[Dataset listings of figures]
************

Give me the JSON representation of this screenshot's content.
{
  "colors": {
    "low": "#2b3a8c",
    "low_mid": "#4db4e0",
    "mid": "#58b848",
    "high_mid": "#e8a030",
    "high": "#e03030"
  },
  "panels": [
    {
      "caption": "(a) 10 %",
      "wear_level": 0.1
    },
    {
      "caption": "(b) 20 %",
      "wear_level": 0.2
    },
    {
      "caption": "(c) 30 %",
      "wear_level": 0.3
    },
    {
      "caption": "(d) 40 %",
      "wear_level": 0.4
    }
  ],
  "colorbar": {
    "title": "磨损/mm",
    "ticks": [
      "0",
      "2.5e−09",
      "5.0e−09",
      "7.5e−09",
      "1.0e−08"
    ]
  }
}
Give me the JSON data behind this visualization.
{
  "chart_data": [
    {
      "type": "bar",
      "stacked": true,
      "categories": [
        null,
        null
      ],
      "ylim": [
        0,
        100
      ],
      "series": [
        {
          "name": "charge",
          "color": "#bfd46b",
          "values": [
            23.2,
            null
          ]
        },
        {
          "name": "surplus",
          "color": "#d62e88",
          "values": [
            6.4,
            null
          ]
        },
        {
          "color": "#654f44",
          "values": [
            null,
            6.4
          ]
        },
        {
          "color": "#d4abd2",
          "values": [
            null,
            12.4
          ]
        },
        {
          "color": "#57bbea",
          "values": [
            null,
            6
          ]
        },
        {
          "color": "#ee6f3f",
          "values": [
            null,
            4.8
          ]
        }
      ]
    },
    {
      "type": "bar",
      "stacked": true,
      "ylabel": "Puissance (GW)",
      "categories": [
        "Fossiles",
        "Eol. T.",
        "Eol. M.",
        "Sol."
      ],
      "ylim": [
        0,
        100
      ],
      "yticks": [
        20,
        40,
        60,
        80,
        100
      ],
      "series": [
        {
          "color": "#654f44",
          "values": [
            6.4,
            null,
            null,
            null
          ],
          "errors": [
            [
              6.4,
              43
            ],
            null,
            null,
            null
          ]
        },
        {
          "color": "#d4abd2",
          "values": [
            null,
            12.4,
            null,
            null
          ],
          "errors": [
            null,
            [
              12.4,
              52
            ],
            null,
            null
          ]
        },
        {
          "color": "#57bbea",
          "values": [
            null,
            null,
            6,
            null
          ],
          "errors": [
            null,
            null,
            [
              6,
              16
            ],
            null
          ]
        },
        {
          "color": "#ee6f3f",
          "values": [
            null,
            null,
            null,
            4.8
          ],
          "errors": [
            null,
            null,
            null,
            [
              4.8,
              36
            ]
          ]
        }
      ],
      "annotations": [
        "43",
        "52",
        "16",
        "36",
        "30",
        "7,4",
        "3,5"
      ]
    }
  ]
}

************

[EXERCISE] Copy out the full listing exactly.

[EXERCISE RESULT]
Give me the JSON representation of this screenshot's content.
{
  "colors": {
    "low": "#2b3a8c",
    "low_mid": "#4db4e0",
    "mid": "#58b848",
    "high_mid": "#e8a030",
    "high": "#e03030"
  },
  "panels": [
    {
      "caption": "(a) 10 %",
      "wear_level": 0.1
    },
    {
      "caption": "(b) 20 %",
      "wear_level": 0.2
    },
    {
      "caption": "(c) 30 %",
      "wear_level": 0.3
    },
    {
      "caption": "(d) 40 %",
      "wear_level": 0.4
    }
  ],
  "colorbar": {
    "title": "磨损/mm",
    "ticks": [
      "0",
      "2.5e−09",
      "5.0e−09",
      "7.5e−09",
      "1.0e−08"
    ]
  }
}
Give me the JSON data behind this visualization.
{
  "chart_data": [
    {
      "type": "bar",
      "stacked": true,
      "categories": [
        null,
        null
      ],
      "ylim": [
        0,
        100
      ],
      "series": [
        {
          "name": "charge",
          "color": "#bfd46b",
          "values": [
            23.2,
            null
          ]
        },
        {
          "name": "surplus",
          "color": "#d62e88",
          "values": [
            6.4,
            null
          ]
        },
        {
          "color": "#654f44",
          "values": [
            null,
            6.4
          ]
        },
        {
          "color": "#d4abd2",
          "values": [
            null,
            12.4
          ]
        },
        {
          "color": "#57bbea",
          "values": [
            null,
            6
          ]
        },
        {
          "color": "#ee6f3f",
          "values": [
            null,
            4.8
          ]
        }
      ]
    },
    {
      "type": "bar",
      "stacked": true,
      "ylabel": "Puissance (GW)",
      "categories": [
        "Fossiles",
        "Eol. T.",
        "Eol. M.",
        "Sol."
      ],
      "ylim": [
        0,
        100
      ],
      "yticks": [
        20,
        40,
        60,
        80,
        100
      ],
      "series": [
        {
          "color": "#654f44",
          "values": [
            6.4,
            null,
            null,
            null
          ],
          "errors": [
            [
              6.4,
              43
            ],
            null,
            null,
            null
          ]
        },
        {
          "color": "#d4abd2",
          "values": [
            null,
            12.4,
            null,
            null
          ],
          "errors": [
            null,
            [
              12.4,
              52
            ],
            null,
            null
          ]
        },
        {
          "color": "#57bbea",
          "values": [
            null,
            null,
            6,
            null
          ],
          "errors": [
            null,
            null,
            [
              6,
              16
            ],
            null
          ]
        },
        {
          "color": "#ee6f3f",
          "values": [
            null,
            null,
            null,
            4.8
          ],
          "errors": [
            null,
            null,
            null,
            [
              4.8,
              36
            ]
          ]
        }
      ],
      "annotations": [
        "43",
        "52",
        "16",
        "36",
        "30",
        "7,4",
        "3,5"
      ]
    }
  ]
}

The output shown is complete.